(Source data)
_ _ _ _ _

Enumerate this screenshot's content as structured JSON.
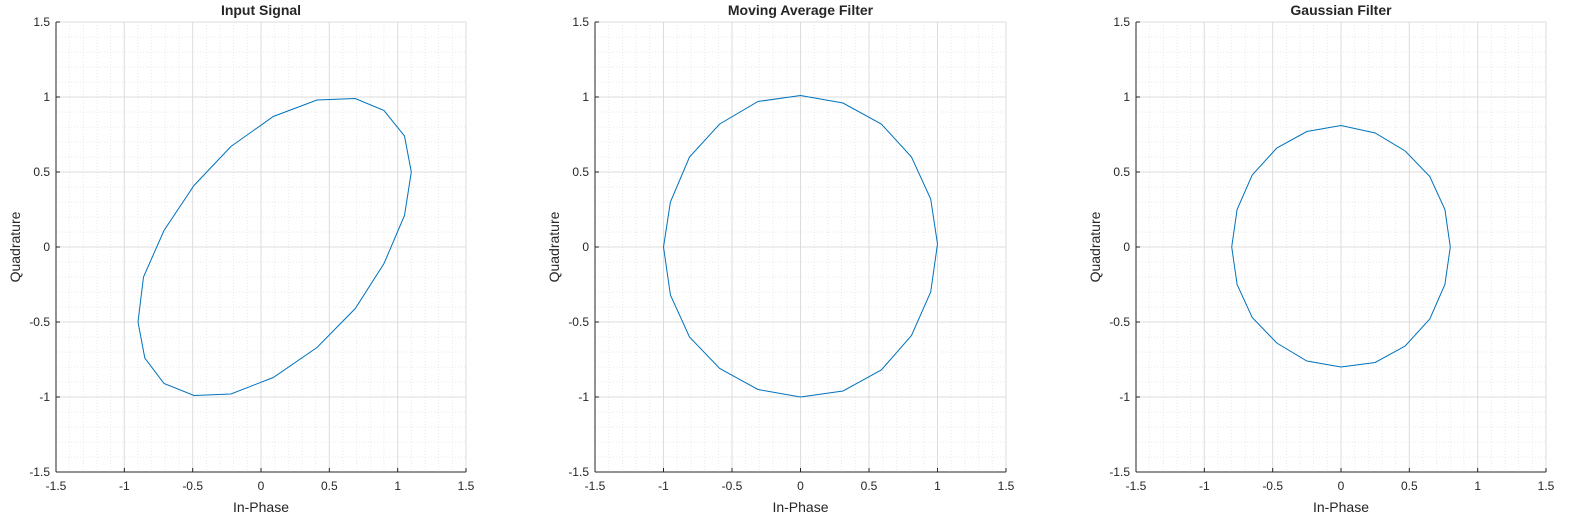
{
  "chart_data": [
    {
      "type": "line",
      "title": "Input Signal",
      "xlabel": "In-Phase",
      "ylabel": "Quadrature",
      "xlim": [
        -1.5,
        1.5
      ],
      "ylim": [
        -1.5,
        1.5
      ],
      "xticks": [
        "-1.5",
        "-1",
        "-0.5",
        "0",
        "0.5",
        "1",
        "1.5"
      ],
      "yticks": [
        "-1.5",
        "-1",
        "-0.5",
        "0",
        "0.5",
        "1",
        "1.5"
      ],
      "grid": true,
      "minor_grid": true,
      "line_color": "#0072BD",
      "x": [
        1.1,
        1.05,
        0.9,
        0.69,
        0.41,
        0.09,
        -0.22,
        -0.49,
        -0.71,
        -0.86,
        -0.9,
        -0.85,
        -0.71,
        -0.49,
        -0.22,
        0.09,
        0.41,
        0.69,
        0.9,
        1.05,
        1.1
      ],
      "y": [
        0.5,
        0.74,
        0.91,
        0.99,
        0.98,
        0.87,
        0.67,
        0.41,
        0.11,
        -0.2,
        -0.5,
        -0.74,
        -0.91,
        -0.99,
        -0.98,
        -0.87,
        -0.67,
        -0.41,
        -0.11,
        0.21,
        0.5
      ]
    },
    {
      "type": "line",
      "title": "Moving Average Filter",
      "xlabel": "In-Phase",
      "ylabel": "Quadrature",
      "xlim": [
        -1.5,
        1.5
      ],
      "ylim": [
        -1.5,
        1.5
      ],
      "xticks": [
        "-1.5",
        "-1",
        "-0.5",
        "0",
        "0.5",
        "1",
        "1.5"
      ],
      "yticks": [
        "-1.5",
        "-1",
        "-0.5",
        "0",
        "0.5",
        "1",
        "1.5"
      ],
      "grid": true,
      "minor_grid": true,
      "line_color": "#0072BD",
      "x": [
        1.0,
        0.95,
        0.81,
        0.59,
        0.31,
        0.0,
        -0.31,
        -0.59,
        -0.81,
        -0.95,
        -1.0,
        -0.95,
        -0.81,
        -0.59,
        -0.31,
        0.0,
        0.31,
        0.59,
        0.81,
        0.95,
        1.0
      ],
      "y": [
        0.02,
        0.32,
        0.6,
        0.82,
        0.96,
        1.01,
        0.97,
        0.82,
        0.6,
        0.3,
        0.0,
        -0.32,
        -0.6,
        -0.81,
        -0.95,
        -1.0,
        -0.96,
        -0.82,
        -0.59,
        -0.3,
        0.02
      ]
    },
    {
      "type": "line",
      "title": "Gaussian Filter",
      "xlabel": "In-Phase",
      "ylabel": "Quadrature",
      "xlim": [
        -1.5,
        1.5
      ],
      "ylim": [
        -1.5,
        1.5
      ],
      "xticks": [
        "-1.5",
        "-1",
        "-0.5",
        "0",
        "0.5",
        "1",
        "1.5"
      ],
      "yticks": [
        "-1.5",
        "-1",
        "-0.5",
        "0",
        "0.5",
        "1",
        "1.5"
      ],
      "grid": true,
      "minor_grid": true,
      "line_color": "#0072BD",
      "x": [
        0.8,
        0.76,
        0.65,
        0.47,
        0.25,
        0.0,
        -0.25,
        -0.47,
        -0.65,
        -0.76,
        -0.8,
        -0.76,
        -0.65,
        -0.47,
        -0.25,
        0.0,
        0.25,
        0.47,
        0.65,
        0.76,
        0.8
      ],
      "y": [
        0.0,
        0.25,
        0.47,
        0.64,
        0.76,
        0.81,
        0.77,
        0.66,
        0.48,
        0.25,
        0.0,
        -0.25,
        -0.47,
        -0.64,
        -0.76,
        -0.8,
        -0.77,
        -0.66,
        -0.48,
        -0.25,
        0.0
      ]
    }
  ]
}
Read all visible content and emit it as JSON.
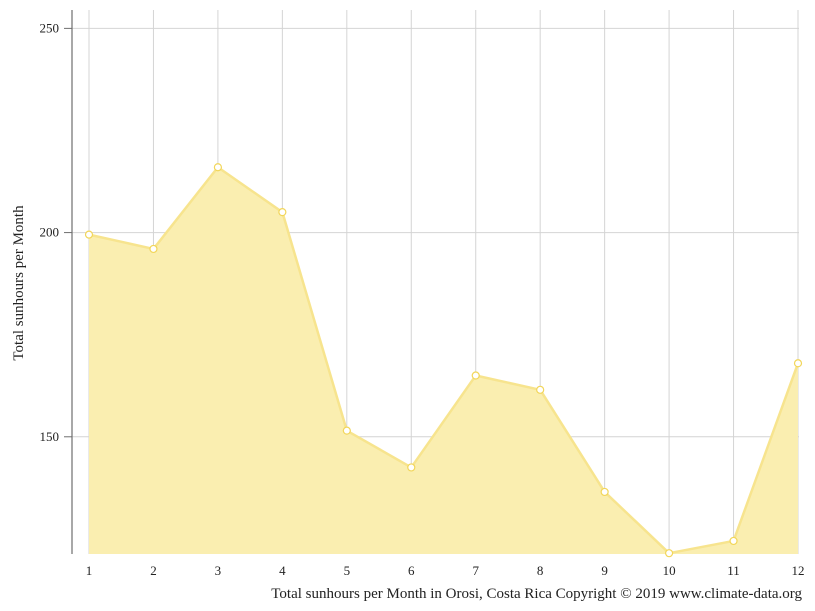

_ _ _ _ _

Description of the task →
Without the pictures, write out all of the material exactly.

Final result →
Enumerate this screenshot's content as structured JSON.
{
  "chart_data": [
    {
      "type": "line",
      "title": "Input Signal",
      "xlabel": "In-Phase",
      "ylabel": "Quadrature",
      "xlim": [
        -1.5,
        1.5
      ],
      "ylim": [
        -1.5,
        1.5
      ],
      "xticks": [
        "-1.5",
        "-1",
        "-0.5",
        "0",
        "0.5",
        "1",
        "1.5"
      ],
      "yticks": [
        "-1.5",
        "-1",
        "-0.5",
        "0",
        "0.5",
        "1",
        "1.5"
      ],
      "grid": true,
      "minor_grid": true,
      "line_color": "#0072BD",
      "x": [
        1.1,
        1.05,
        0.9,
        0.69,
        0.41,
        0.09,
        -0.22,
        -0.49,
        -0.71,
        -0.86,
        -0.9,
        -0.85,
        -0.71,
        -0.49,
        -0.22,
        0.09,
        0.41,
        0.69,
        0.9,
        1.05,
        1.1
      ],
      "y": [
        0.5,
        0.74,
        0.91,
        0.99,
        0.98,
        0.87,
        0.67,
        0.41,
        0.11,
        -0.2,
        -0.5,
        -0.74,
        -0.91,
        -0.99,
        -0.98,
        -0.87,
        -0.67,
        -0.41,
        -0.11,
        0.21,
        0.5
      ]
    },
    {
      "type": "line",
      "title": "Moving Average Filter",
      "xlabel": "In-Phase",
      "ylabel": "Quadrature",
      "xlim": [
        -1.5,
        1.5
      ],
      "ylim": [
        -1.5,
        1.5
      ],
      "xticks": [
        "-1.5",
        "-1",
        "-0.5",
        "0",
        "0.5",
        "1",
        "1.5"
      ],
      "yticks": [
        "-1.5",
        "-1",
        "-0.5",
        "0",
        "0.5",
        "1",
        "1.5"
      ],
      "grid": true,
      "minor_grid": true,
      "line_color": "#0072BD",
      "x": [
        1.0,
        0.95,
        0.81,
        0.59,
        0.31,
        0.0,
        -0.31,
        -0.59,
        -0.81,
        -0.95,
        -1.0,
        -0.95,
        -0.81,
        -0.59,
        -0.31,
        0.0,
        0.31,
        0.59,
        0.81,
        0.95,
        1.0
      ],
      "y": [
        0.02,
        0.32,
        0.6,
        0.82,
        0.96,
        1.01,
        0.97,
        0.82,
        0.6,
        0.3,
        0.0,
        -0.32,
        -0.6,
        -0.81,
        -0.95,
        -1.0,
        -0.96,
        -0.82,
        -0.59,
        -0.3,
        0.02
      ]
    },
    {
      "type": "line",
      "title": "Gaussian Filter",
      "xlabel": "In-Phase",
      "ylabel": "Quadrature",
      "xlim": [
        -1.5,
        1.5
      ],
      "ylim": [
        -1.5,
        1.5
      ],
      "xticks": [
        "-1.5",
        "-1",
        "-0.5",
        "0",
        "0.5",
        "1",
        "1.5"
      ],
      "yticks": [
        "-1.5",
        "-1",
        "-0.5",
        "0",
        "0.5",
        "1",
        "1.5"
      ],
      "grid": true,
      "minor_grid": true,
      "line_color": "#0072BD",
      "x": [
        0.8,
        0.76,
        0.65,
        0.47,
        0.25,
        0.0,
        -0.25,
        -0.47,
        -0.65,
        -0.76,
        -0.8,
        -0.76,
        -0.65,
        -0.47,
        -0.25,
        0.0,
        0.25,
        0.47,
        0.65,
        0.76,
        0.8
      ],
      "y": [
        0.0,
        0.25,
        0.47,
        0.64,
        0.76,
        0.81,
        0.77,
        0.66,
        0.48,
        0.25,
        0.0,
        -0.25,
        -0.47,
        -0.64,
        -0.76,
        -0.8,
        -0.77,
        -0.66,
        -0.48,
        -0.25,
        0.0
      ]
    }
  ]
}
Read all visible content and emit it as JSON.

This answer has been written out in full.